Selected extract =
London Chest Hospital

London, United Kingdom

The London Chest Hospital is a tertiary centre for cardiac disease and treats patients from Northeast London through Essex to the coast. It is also an important unit for teaching and training. Professor Martin Rothman has hosted "masterclass" postgraduate courses for many years.

"With superb image quality, open and relaxed audio, and touch panel ease of use, this is a system used by cardiologists to benefit cardiologists."

One highly developed area of expertise is radiologically guided micro-invasive techniques carried out with real time x-ray as the guiding image. This all comes under the usual term for the high technology room in which such procedures are performed, a "Catheter Laboratory" or Cath Lab.

In these rooms a patient lies within an x-ray field generated by a large imaging arm, which can track up and down the body and provide the doctor with real time on-screen imaging of the procedure. Treatments include dilating blood vessels with high-pressure balloons, sealing off unwanted vessels and holding open large vessels with spring-metal stents. Most of these devices are introduced to major vessels near the heart by means of long thin tubes call catheters.

The techniques are complex, time consuming and very visual. There are many measurements and checks along the way and a complete team participates in a technology driven environment. Demonstrating these procedures using live television and data links has proved a very effective way of both sharing new advances with peers and carrying out aspects of the training with junior staff.

Problem A =
Copy out the London Chest Hospital text, everything from "One highly developed" down to "or Cath Lab.".
Problem B =
Answer these questions from the London Chest Hospital text:
(i) Who has hosted "masterclass" postgraduate courses for many years?
(ii) What is the usual term for the high technology room in which radiologically guided micro-invasive procedures are performed?
(iii) What has proved a very effective way of sharing new advances with peers and training junior staff?

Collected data

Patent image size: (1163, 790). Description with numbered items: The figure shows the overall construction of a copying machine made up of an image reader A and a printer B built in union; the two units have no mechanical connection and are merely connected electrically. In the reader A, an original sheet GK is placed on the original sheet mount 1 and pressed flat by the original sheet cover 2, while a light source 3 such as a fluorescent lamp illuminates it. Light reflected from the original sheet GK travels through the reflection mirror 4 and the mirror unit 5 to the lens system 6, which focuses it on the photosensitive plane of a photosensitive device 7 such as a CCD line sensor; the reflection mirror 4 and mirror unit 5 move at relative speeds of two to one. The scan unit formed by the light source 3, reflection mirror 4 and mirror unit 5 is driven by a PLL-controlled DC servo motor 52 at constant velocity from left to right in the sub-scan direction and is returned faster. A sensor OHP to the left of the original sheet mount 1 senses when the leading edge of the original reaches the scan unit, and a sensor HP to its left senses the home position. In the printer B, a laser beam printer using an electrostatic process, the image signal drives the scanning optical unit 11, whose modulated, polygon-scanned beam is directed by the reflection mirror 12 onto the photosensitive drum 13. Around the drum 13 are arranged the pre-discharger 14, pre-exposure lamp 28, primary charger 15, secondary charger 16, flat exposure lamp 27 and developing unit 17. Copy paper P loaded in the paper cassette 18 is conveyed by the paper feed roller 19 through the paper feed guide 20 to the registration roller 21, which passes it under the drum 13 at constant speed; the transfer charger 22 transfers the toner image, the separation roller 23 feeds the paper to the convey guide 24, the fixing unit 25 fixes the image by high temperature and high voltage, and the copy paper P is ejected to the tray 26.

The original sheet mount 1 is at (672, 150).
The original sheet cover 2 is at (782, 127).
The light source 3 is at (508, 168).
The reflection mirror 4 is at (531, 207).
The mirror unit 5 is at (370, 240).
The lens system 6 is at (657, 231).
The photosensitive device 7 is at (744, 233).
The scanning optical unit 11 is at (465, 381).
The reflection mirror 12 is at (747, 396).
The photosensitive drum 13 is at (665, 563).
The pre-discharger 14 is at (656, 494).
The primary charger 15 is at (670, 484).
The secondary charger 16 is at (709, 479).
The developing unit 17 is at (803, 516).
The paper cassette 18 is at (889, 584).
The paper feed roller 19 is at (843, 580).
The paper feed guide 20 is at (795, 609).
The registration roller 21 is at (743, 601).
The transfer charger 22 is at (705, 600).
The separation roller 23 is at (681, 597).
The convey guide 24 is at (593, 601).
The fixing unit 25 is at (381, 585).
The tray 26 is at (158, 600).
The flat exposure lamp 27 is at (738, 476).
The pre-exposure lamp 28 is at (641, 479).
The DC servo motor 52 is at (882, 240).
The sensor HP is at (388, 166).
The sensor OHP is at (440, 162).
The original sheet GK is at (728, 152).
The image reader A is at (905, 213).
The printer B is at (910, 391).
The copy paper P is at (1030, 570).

Written reply A =
One highly developed area of expertise is radiologically guided micro-invasive techniques carried out with real time x-ray as the guiding image. This all comes under the usual term for the high technology room in which such procedures are performed, a "Catheter Laboratory" or Cath Lab.

Written reply B =
(i) Professor Martin Rothman
(ii) A "Catheter Laboratory," or Cath Lab
(iii) Demonstrating the procedures using live television and data links